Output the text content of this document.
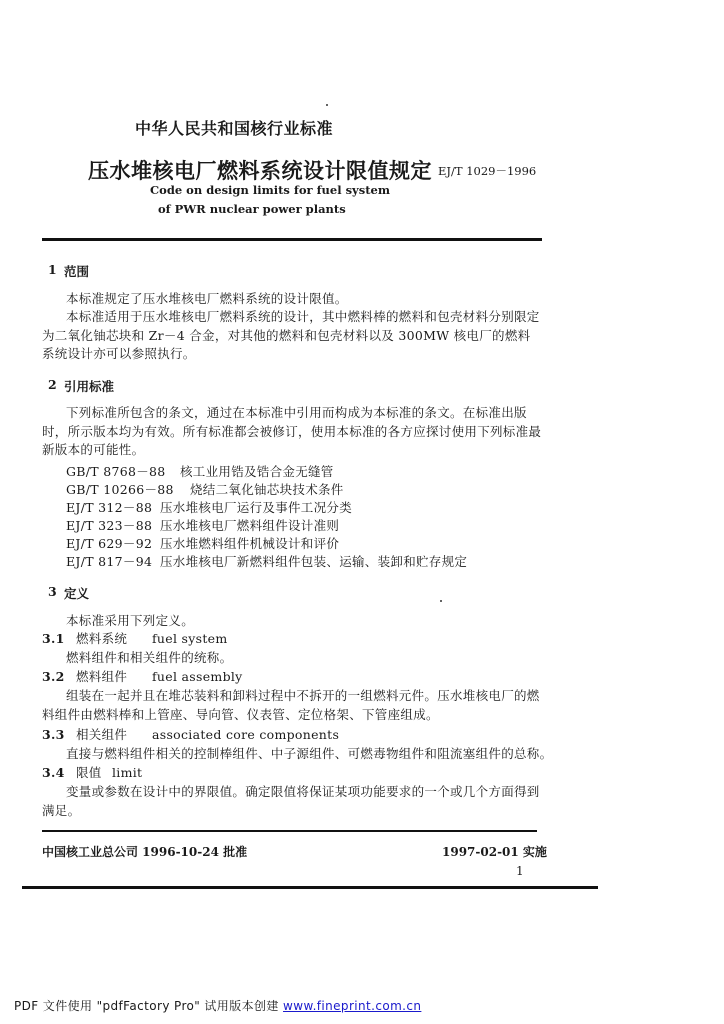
中华人民共和国核行业标准
压水堆核电厂燃料系统设计限值规定 EJ/T 1029－1996
Code on design limits for fuel system
of PWR nuclear power plants
1 范围
本标准规定了压水堆核电厂燃料系统的设计限值。
本标准适用于压水堆核电厂燃料系统的设计，其中燃料棒的燃料和包壳材料分别限定为二氧化铀芯块和 Zr－4 合金，对其他的燃料和包壳材料以及 300MW 核电厂的燃料系统设计亦可以参照执行。
2 引用标准
下列标准所包含的条文，通过在本标准中引用而构成为本标准的条文。在标准出版时，所示版本均为有效。所有标准都会被修订，使用本标准的各方应探讨使用下列标准最新版本的可能性。
GB/T 8768－88 核工业用锆及锆合金无缝管
GB/T 10266－88 烧结二氧化铀芯块技术条件
EJ/T 312－88 压水堆核电厂运行及事件工况分类
EJ/T 323－88 压水堆核电厂燃料组件设计准则
EJ/T 629－92 压水堆燃料组件机械设计和评价
EJ/T 817－94 压水堆核电厂新燃料组件包装、运输、装卸和贮存规定
3 定义
本标准采用下列定义。
3.1 燃料系统 fuel system
燃料组件和相关组件的统称。
3.2 燃料组件 fuel assembly
组装在一起并且在堆芯装料和卸料过程中不拆开的一组燃料元件。压水堆核电厂的燃料组件由燃料棒和上管座、导向管、仪表管、定位格架、下管座组成。
3.3 相关组件 associated core components
直接与燃料组件相关的控制棒组件、中子源组件、可燃毒物组件和阻流塞组件的总称。
3.4 限值 limit
变量或参数在设计中的界限值。确定限值将保证某项功能要求的一个或几个方面得到满足。
中国核工业总公司 1996-10-24 批准	1997-02-01 实施
1
PDF 文件使用 "pdfFactory Pro" 试用版本创建 www.fineprint.com.cn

+---+

▶ _Written problem_:
Quote every entry exactly, with the pictures omitted.

▶ _Solution for this problem_:
Output the text content of this document.
中华人民共和国核行业标准
压水堆核电厂燃料系统设计限值规定 EJ/T 1029－1996
Code on design limits for fuel system
of PWR nuclear power plants
1 范围
本标准规定了压水堆核电厂燃料系统的设计限值。
本标准适用于压水堆核电厂燃料系统的设计，其中燃料棒的燃料和包壳材料分别限定为二氧化铀芯块和 Zr－4 合金，对其他的燃料和包壳材料以及 300MW 核电厂的燃料系统设计亦可以参照执行。
2 引用标准
下列标准所包含的条文，通过在本标准中引用而构成为本标准的条文。在标准出版时，所示版本均为有效。所有标准都会被修订，使用本标准的各方应探讨使用下列标准最新版本的可能性。
GB/T 8768－88 核工业用锆及锆合金无缝管
GB/T 10266－88 烧结二氧化铀芯块技术条件
EJ/T 312－88 压水堆核电厂运行及事件工况分类
EJ/T 323－88 压水堆核电厂燃料组件设计准则
EJ/T 629－92 压水堆燃料组件机械设计和评价
EJ/T 817－94 压水堆核电厂新燃料组件包装、运输、装卸和贮存规定
3 定义
本标准采用下列定义。
3.1 燃料系统 fuel system
燃料组件和相关组件的统称。
3.2 燃料组件 fuel assembly
组装在一起并且在堆芯装料和卸料过程中不拆开的一组燃料元件。压水堆核电厂的燃料组件由燃料棒和上管座、导向管、仪表管、定位格架、下管座组成。
3.3 相关组件 associated core components
直接与燃料组件相关的控制棒组件、中子源组件、可燃毒物组件和阻流塞组件的总称。
3.4 限值 limit
变量或参数在设计中的界限值。确定限值将保证某项功能要求的一个或几个方面得到满足。
中国核工业总公司 1996-10-24 批准	1997-02-01 实施
1
PDF 文件使用 "pdfFactory Pro" 试用版本创建 www.fineprint.com.cn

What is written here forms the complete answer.